(Recorded data)
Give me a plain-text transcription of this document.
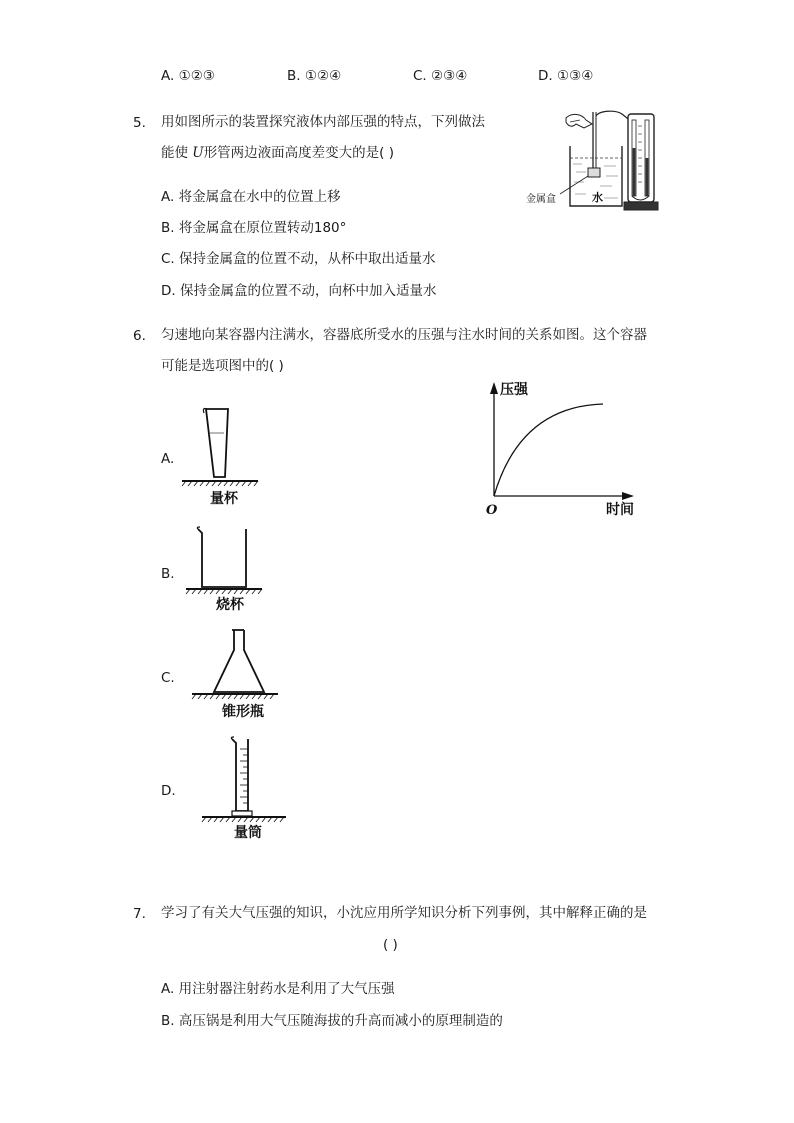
A. ①②③	B. ①②④	C. ②③④	D. ①③④
5. 用如图所示的装置探究液体内部压强的特点，下列做法
能使 U形管两边液面高度差变大的是( )
金属盒	水
A. 将金属盒在水中的位置上移
B. 将金属盒在原位置转动180°
C. 保持金属盒的位置不动，从杯中取出适量水
D. 保持金属盒的位置不动，向杯中加入适量水
6. 匀速地向某容器内注满水，容器底所受水的压强与注水时间的关系如图。这个容器
可能是选项图中的( )
压强
时间
O
A.
量杯
B.
烧杯
C.
锥形瓶
D.
量筒
7. 学习了有关大气压强的知识，小沈应用所学知识分析下列事例，其中解释正确的是
( )
A. 用注射器注射药水是利用了大气压强
B. 高压锅是利用大气压随海拔的升高而减小的原理制造的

*What to work on*.
Leave the pictures out, and print every line of the listing exactly as written.

*Finished exercise*.
Give me a plain-text transcription of this document.
A. ①②③	B. ①②④	C. ②③④	D. ①③④
5. 用如图所示的装置探究液体内部压强的特点，下列做法
能使 U形管两边液面高度差变大的是( )
金属盒	水
A. 将金属盒在水中的位置上移
B. 将金属盒在原位置转动180°
C. 保持金属盒的位置不动，从杯中取出适量水
D. 保持金属盒的位置不动，向杯中加入适量水
6. 匀速地向某容器内注满水，容器底所受水的压强与注水时间的关系如图。这个容器
可能是选项图中的( )
压强
时间
O
A.
量杯
B.
烧杯
C.
锥形瓶
D.
量筒
7. 学习了有关大气压强的知识，小沈应用所学知识分析下列事例，其中解释正确的是
( )
A. 用注射器注射药水是利用了大气压强
B. 高压锅是利用大气压随海拔的升高而减小的原理制造的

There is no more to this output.